WHAT THIS TASK INVOLVES ->
Copy every record word for word.

EXERCISE INPUT ->
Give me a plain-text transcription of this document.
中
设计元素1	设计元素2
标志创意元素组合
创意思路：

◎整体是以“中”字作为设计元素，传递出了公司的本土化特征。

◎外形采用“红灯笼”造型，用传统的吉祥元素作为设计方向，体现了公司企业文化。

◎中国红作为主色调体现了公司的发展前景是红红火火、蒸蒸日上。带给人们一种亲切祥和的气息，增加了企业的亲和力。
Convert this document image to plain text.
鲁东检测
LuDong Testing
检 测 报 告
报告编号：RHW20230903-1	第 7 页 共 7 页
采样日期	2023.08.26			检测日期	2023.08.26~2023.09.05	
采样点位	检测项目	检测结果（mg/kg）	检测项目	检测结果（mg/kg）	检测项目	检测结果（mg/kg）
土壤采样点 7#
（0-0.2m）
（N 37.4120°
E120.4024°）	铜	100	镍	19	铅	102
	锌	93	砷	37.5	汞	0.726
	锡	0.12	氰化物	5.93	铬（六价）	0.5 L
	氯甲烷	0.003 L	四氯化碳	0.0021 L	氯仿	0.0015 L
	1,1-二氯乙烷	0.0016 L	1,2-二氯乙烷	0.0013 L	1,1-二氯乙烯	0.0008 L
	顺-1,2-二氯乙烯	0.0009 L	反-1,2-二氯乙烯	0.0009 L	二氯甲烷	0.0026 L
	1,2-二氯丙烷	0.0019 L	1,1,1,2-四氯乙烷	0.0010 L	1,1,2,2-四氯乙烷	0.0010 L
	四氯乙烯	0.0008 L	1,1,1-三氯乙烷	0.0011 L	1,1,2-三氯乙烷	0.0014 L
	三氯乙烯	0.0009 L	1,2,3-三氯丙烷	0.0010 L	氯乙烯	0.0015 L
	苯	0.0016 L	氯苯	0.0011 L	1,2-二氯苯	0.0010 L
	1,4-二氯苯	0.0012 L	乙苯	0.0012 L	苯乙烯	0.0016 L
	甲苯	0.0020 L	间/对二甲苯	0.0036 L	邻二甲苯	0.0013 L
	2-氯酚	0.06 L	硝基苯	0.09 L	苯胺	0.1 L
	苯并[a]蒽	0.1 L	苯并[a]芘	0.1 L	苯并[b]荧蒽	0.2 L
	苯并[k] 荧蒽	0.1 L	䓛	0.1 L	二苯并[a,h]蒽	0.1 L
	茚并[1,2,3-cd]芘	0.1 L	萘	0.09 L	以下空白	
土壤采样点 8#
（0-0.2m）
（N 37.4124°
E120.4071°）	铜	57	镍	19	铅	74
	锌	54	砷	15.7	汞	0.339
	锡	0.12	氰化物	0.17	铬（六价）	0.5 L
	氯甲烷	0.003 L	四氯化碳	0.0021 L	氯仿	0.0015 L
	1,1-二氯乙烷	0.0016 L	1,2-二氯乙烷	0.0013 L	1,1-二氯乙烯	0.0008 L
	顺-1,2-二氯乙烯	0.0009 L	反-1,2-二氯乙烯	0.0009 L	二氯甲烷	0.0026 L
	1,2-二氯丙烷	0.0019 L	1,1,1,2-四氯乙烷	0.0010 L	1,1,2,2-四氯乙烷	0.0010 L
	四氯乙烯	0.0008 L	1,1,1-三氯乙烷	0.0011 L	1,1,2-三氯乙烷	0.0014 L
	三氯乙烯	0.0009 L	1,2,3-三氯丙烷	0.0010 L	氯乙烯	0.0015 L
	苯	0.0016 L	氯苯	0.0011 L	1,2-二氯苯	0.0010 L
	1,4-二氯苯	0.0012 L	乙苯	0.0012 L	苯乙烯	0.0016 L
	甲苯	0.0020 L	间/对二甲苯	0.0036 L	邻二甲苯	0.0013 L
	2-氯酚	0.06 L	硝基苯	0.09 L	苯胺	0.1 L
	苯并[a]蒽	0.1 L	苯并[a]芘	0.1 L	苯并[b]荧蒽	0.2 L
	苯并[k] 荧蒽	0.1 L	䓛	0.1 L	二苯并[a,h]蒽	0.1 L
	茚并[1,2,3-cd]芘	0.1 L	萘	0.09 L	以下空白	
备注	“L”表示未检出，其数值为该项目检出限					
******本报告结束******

FINISHED EXERCISE ->
Give me a plain-text transcription of this document.
中
设计元素1	设计元素2
标志创意元素组合
创意思路：

◎整体是以“中”字作为设计元素，传递出了公司的本土化特征。

◎外形采用“红灯笼”造型，用传统的吉祥元素作为设计方向，体现了公司企业文化。

◎中国红作为主色调体现了公司的发展前景是红红火火、蒸蒸日上。带给人们一种亲切祥和的气息，增加了企业的亲和力。
Convert this document image to plain text.
鲁东检测
LuDong Testing
检 测 报 告
报告编号：RHW20230903-1	第 7 页 共 7 页
采样日期	2023.08.26			检测日期	2023.08.26~2023.09.05	
采样点位	检测项目	检测结果（mg/kg）	检测项目	检测结果（mg/kg）	检测项目	检测结果（mg/kg）
土壤采样点 7#
（0-0.2m）
（N 37.4120°
E120.4024°）	铜	100	镍	19	铅	102
	锌	93	砷	37.5	汞	0.726
	锡	0.12	氰化物	5.93	铬（六价）	0.5 L
	氯甲烷	0.003 L	四氯化碳	0.0021 L	氯仿	0.0015 L
	1,1-二氯乙烷	0.0016 L	1,2-二氯乙烷	0.0013 L	1,1-二氯乙烯	0.0008 L
	顺-1,2-二氯乙烯	0.0009 L	反-1,2-二氯乙烯	0.0009 L	二氯甲烷	0.0026 L
	1,2-二氯丙烷	0.0019 L	1,1,1,2-四氯乙烷	0.0010 L	1,1,2,2-四氯乙烷	0.0010 L
	四氯乙烯	0.0008 L	1,1,1-三氯乙烷	0.0011 L	1,1,2-三氯乙烷	0.0014 L
	三氯乙烯	0.0009 L	1,2,3-三氯丙烷	0.0010 L	氯乙烯	0.0015 L
	苯	0.0016 L	氯苯	0.0011 L	1,2-二氯苯	0.0010 L
	1,4-二氯苯	0.0012 L	乙苯	0.0012 L	苯乙烯	0.0016 L
	甲苯	0.0020 L	间/对二甲苯	0.0036 L	邻二甲苯	0.0013 L
	2-氯酚	0.06 L	硝基苯	0.09 L	苯胺	0.1 L
	苯并[a]蒽	0.1 L	苯并[a]芘	0.1 L	苯并[b]荧蒽	0.2 L
	苯并[k] 荧蒽	0.1 L	䓛	0.1 L	二苯并[a,h]蒽	0.1 L
	茚并[1,2,3-cd]芘	0.1 L	萘	0.09 L	以下空白	
土壤采样点 8#
（0-0.2m）
（N 37.4124°
E120.4071°）	铜	57	镍	19	铅	74
	锌	54	砷	15.7	汞	0.339
	锡	0.12	氰化物	0.17	铬（六价）	0.5 L
	氯甲烷	0.003 L	四氯化碳	0.0021 L	氯仿	0.0015 L
	1,1-二氯乙烷	0.0016 L	1,2-二氯乙烷	0.0013 L	1,1-二氯乙烯	0.0008 L
	顺-1,2-二氯乙烯	0.0009 L	反-1,2-二氯乙烯	0.0009 L	二氯甲烷	0.0026 L
	1,2-二氯丙烷	0.0019 L	1,1,1,2-四氯乙烷	0.0010 L	1,1,2,2-四氯乙烷	0.0010 L
	四氯乙烯	0.0008 L	1,1,1-三氯乙烷	0.0011 L	1,1,2-三氯乙烷	0.0014 L
	三氯乙烯	0.0009 L	1,2,3-三氯丙烷	0.0010 L	氯乙烯	0.0015 L
	苯	0.0016 L	氯苯	0.0011 L	1,2-二氯苯	0.0010 L
	1,4-二氯苯	0.0012 L	乙苯	0.0012 L	苯乙烯	0.0016 L
	甲苯	0.0020 L	间/对二甲苯	0.0036 L	邻二甲苯	0.0013 L
	2-氯酚	0.06 L	硝基苯	0.09 L	苯胺	0.1 L
	苯并[a]蒽	0.1 L	苯并[a]芘	0.1 L	苯并[b]荧蒽	0.2 L
	苯并[k] 荧蒽	0.1 L	䓛	0.1 L	二苯并[a,h]蒽	0.1 L
	茚并[1,2,3-cd]芘	0.1 L	萘	0.09 L	以下空白	
备注	“L”表示未检出，其数值为该项目检出限					
******本报告结束******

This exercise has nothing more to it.